--- start ---
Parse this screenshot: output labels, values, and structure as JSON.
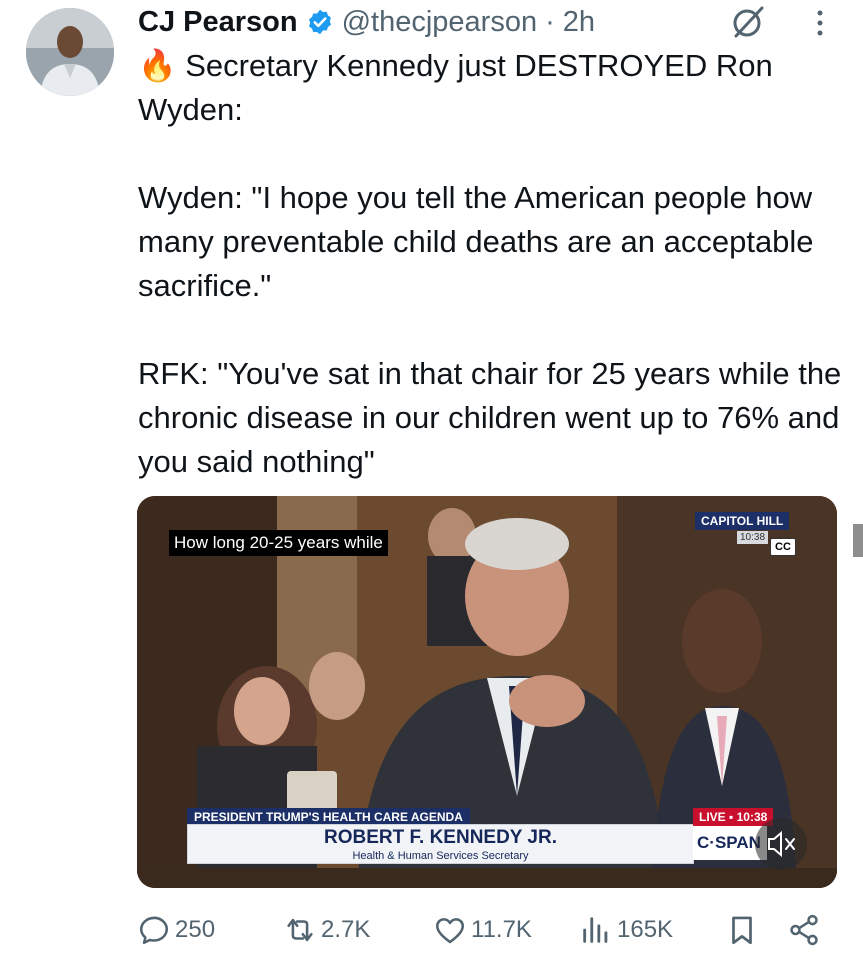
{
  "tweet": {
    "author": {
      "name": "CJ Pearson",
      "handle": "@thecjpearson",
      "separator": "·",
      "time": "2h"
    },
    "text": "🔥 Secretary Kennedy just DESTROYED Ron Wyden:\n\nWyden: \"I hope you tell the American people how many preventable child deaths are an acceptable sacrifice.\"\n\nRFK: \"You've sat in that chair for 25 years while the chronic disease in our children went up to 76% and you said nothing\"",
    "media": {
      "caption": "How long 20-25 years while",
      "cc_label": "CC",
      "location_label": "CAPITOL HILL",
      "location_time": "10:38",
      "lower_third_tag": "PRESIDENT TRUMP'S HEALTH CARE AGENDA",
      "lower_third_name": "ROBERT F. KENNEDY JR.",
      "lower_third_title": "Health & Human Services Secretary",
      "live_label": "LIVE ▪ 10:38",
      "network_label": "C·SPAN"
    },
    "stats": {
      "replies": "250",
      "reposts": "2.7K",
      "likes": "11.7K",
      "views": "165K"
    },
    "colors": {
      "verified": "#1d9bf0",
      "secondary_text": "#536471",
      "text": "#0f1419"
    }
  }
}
--- end ---
--- start ---
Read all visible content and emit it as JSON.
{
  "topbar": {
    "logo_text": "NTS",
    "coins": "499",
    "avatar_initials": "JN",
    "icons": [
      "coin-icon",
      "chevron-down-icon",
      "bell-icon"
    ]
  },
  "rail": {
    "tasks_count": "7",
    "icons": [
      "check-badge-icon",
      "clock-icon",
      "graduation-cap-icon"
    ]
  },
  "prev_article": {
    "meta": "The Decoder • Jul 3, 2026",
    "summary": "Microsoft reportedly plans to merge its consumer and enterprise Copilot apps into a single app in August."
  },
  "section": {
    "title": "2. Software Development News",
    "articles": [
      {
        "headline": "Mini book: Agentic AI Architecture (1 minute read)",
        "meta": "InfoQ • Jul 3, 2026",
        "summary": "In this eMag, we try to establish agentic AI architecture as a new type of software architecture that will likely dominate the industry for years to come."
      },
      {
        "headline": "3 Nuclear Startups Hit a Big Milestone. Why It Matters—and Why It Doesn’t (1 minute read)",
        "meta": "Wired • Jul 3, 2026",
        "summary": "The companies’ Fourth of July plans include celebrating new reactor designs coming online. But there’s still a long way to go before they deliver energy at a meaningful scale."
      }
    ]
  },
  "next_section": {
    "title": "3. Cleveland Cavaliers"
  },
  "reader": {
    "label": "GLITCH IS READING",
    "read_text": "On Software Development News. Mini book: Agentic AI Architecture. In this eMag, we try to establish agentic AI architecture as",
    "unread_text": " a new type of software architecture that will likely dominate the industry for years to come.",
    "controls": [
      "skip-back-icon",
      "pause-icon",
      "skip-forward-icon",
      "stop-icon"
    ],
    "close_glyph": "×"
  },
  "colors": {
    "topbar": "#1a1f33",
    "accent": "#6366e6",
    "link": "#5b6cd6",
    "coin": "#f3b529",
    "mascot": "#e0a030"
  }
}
--- end ---
# Given task
Give the count of lines in the listing above that include "type", with no other words.

# Output
2